_Your objective:_ Transcribe the lines below verbatim, skipping the images.

_Given information:_
============

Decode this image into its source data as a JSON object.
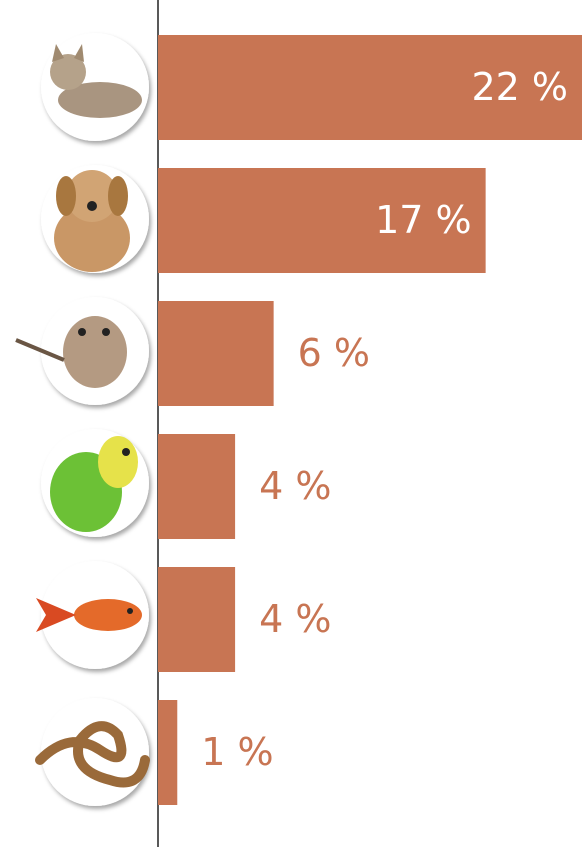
{
  "chart_data": {
    "type": "bar",
    "orientation": "horizontal",
    "categories": [
      null,
      null,
      null,
      null,
      null,
      null
    ],
    "values": [
      22,
      17,
      6,
      4,
      4,
      1
    ],
    "value_labels": [
      "22 %",
      "17 %",
      "6 %",
      "4 %",
      "4 %",
      "1 %"
    ],
    "color": "#c87553",
    "xlim": [
      0,
      22
    ]
  }
}
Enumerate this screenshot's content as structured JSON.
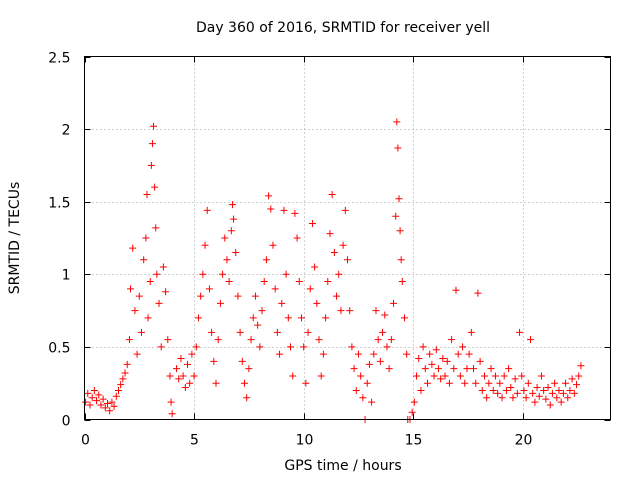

============

_Exercise result:_
Decode this image into its source data as a JSON object.
{
  "chart_data": {
    "type": "bar",
    "orientation": "horizontal",
    "categories": [
      null,
      null,
      null,
      null,
      null,
      null
    ],
    "values": [
      22,
      17,
      6,
      4,
      4,
      1
    ],
    "value_labels": [
      "22 %",
      "17 %",
      "6 %",
      "4 %",
      "4 %",
      "1 %"
    ],
    "color": "#c87553",
    "xlim": [
      0,
      22
    ]
  }
}
Enumerate this screenshot's content as structured JSON.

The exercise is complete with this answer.